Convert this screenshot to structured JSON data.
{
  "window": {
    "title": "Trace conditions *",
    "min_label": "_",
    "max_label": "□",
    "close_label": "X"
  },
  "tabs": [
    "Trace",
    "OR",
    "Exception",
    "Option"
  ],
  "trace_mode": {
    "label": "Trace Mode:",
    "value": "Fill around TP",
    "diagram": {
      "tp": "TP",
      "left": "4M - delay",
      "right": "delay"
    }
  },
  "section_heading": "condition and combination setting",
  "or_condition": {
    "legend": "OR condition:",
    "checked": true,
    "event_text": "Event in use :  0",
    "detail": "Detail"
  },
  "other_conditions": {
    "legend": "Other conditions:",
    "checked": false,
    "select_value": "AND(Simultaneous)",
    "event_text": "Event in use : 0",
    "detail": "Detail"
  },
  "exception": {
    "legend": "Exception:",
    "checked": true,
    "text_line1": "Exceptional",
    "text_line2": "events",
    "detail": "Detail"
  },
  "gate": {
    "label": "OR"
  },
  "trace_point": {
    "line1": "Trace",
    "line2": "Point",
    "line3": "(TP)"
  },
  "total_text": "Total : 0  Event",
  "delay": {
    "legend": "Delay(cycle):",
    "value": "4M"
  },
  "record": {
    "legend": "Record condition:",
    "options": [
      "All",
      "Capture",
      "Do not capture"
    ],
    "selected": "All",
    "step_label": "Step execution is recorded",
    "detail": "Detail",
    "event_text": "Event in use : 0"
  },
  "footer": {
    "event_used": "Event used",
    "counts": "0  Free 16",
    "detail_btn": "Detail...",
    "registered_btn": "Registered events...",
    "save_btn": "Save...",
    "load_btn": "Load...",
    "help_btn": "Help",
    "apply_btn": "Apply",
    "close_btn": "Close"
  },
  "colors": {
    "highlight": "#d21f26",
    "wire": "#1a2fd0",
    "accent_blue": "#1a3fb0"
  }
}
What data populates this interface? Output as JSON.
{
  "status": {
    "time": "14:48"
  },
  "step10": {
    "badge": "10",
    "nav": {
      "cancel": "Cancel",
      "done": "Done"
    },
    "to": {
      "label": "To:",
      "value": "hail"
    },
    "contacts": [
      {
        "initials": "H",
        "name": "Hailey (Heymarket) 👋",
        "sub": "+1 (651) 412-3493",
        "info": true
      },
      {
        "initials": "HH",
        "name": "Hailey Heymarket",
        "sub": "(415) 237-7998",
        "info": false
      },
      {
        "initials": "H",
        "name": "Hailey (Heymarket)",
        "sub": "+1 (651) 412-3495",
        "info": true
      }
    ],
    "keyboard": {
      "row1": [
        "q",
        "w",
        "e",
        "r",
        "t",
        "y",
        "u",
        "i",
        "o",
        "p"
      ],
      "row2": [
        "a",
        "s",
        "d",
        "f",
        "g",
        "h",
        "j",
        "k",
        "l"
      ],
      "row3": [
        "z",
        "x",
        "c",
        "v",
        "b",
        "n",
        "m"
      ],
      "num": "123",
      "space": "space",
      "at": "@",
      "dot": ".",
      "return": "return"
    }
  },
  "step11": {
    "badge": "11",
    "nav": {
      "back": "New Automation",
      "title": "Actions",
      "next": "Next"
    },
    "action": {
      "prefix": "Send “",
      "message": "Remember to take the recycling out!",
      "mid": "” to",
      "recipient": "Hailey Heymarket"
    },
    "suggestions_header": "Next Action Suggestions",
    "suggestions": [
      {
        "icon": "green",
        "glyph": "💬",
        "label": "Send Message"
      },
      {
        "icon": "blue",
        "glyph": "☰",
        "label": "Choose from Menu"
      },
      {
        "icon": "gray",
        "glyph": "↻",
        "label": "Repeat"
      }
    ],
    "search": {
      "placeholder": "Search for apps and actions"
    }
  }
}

******

Give all the entries again exactly; leave none out.

→ CORRECT OUTPUT:
Convert this screenshot to structured JSON data.
{
  "window": {
    "title": "Trace conditions *",
    "min_label": "_",
    "max_label": "□",
    "close_label": "X"
  },
  "tabs": [
    "Trace",
    "OR",
    "Exception",
    "Option"
  ],
  "trace_mode": {
    "label": "Trace Mode:",
    "value": "Fill around TP",
    "diagram": {
      "tp": "TP",
      "left": "4M - delay",
      "right": "delay"
    }
  },
  "section_heading": "condition and combination setting",
  "or_condition": {
    "legend": "OR condition:",
    "checked": true,
    "event_text": "Event in use :  0",
    "detail": "Detail"
  },
  "other_conditions": {
    "legend": "Other conditions:",
    "checked": false,
    "select_value": "AND(Simultaneous)",
    "event_text": "Event in use : 0",
    "detail": "Detail"
  },
  "exception": {
    "legend": "Exception:",
    "checked": true,
    "text_line1": "Exceptional",
    "text_line2": "events",
    "detail": "Detail"
  },
  "gate": {
    "label": "OR"
  },
  "trace_point": {
    "line1": "Trace",
    "line2": "Point",
    "line3": "(TP)"
  },
  "total_text": "Total : 0  Event",
  "delay": {
    "legend": "Delay(cycle):",
    "value": "4M"
  },
  "record": {
    "legend": "Record condition:",
    "options": [
      "All",
      "Capture",
      "Do not capture"
    ],
    "selected": "All",
    "step_label": "Step execution is recorded",
    "detail": "Detail",
    "event_text": "Event in use : 0"
  },
  "footer": {
    "event_used": "Event used",
    "counts": "0  Free 16",
    "detail_btn": "Detail...",
    "registered_btn": "Registered events...",
    "save_btn": "Save...",
    "load_btn": "Load...",
    "help_btn": "Help",
    "apply_btn": "Apply",
    "close_btn": "Close"
  },
  "colors": {
    "highlight": "#d21f26",
    "wire": "#1a2fd0",
    "accent_blue": "#1a3fb0"
  }
}
What data populates this interface? Output as JSON.
{
  "status": {
    "time": "14:48"
  },
  "step10": {
    "badge": "10",
    "nav": {
      "cancel": "Cancel",
      "done": "Done"
    },
    "to": {
      "label": "To:",
      "value": "hail"
    },
    "contacts": [
      {
        "initials": "H",
        "name": "Hailey (Heymarket) 👋",
        "sub": "+1 (651) 412-3493",
        "info": true
      },
      {
        "initials": "HH",
        "name": "Hailey Heymarket",
        "sub": "(415) 237-7998",
        "info": false
      },
      {
        "initials": "H",
        "name": "Hailey (Heymarket)",
        "sub": "+1 (651) 412-3495",
        "info": true
      }
    ],
    "keyboard": {
      "row1": [
        "q",
        "w",
        "e",
        "r",
        "t",
        "y",
        "u",
        "i",
        "o",
        "p"
      ],
      "row2": [
        "a",
        "s",
        "d",
        "f",
        "g",
        "h",
        "j",
        "k",
        "l"
      ],
      "row3": [
        "z",
        "x",
        "c",
        "v",
        "b",
        "n",
        "m"
      ],
      "num": "123",
      "space": "space",
      "at": "@",
      "dot": ".",
      "return": "return"
    }
  },
  "step11": {
    "badge": "11",
    "nav": {
      "back": "New Automation",
      "title": "Actions",
      "next": "Next"
    },
    "action": {
      "prefix": "Send “",
      "message": "Remember to take the recycling out!",
      "mid": "” to",
      "recipient": "Hailey Heymarket"
    },
    "suggestions_header": "Next Action Suggestions",
    "suggestions": [
      {
        "icon": "green",
        "glyph": "💬",
        "label": "Send Message"
      },
      {
        "icon": "blue",
        "glyph": "☰",
        "label": "Choose from Menu"
      },
      {
        "icon": "gray",
        "glyph": "↻",
        "label": "Repeat"
      }
    ],
    "search": {
      "placeholder": "Search for apps and actions"
    }
  }
}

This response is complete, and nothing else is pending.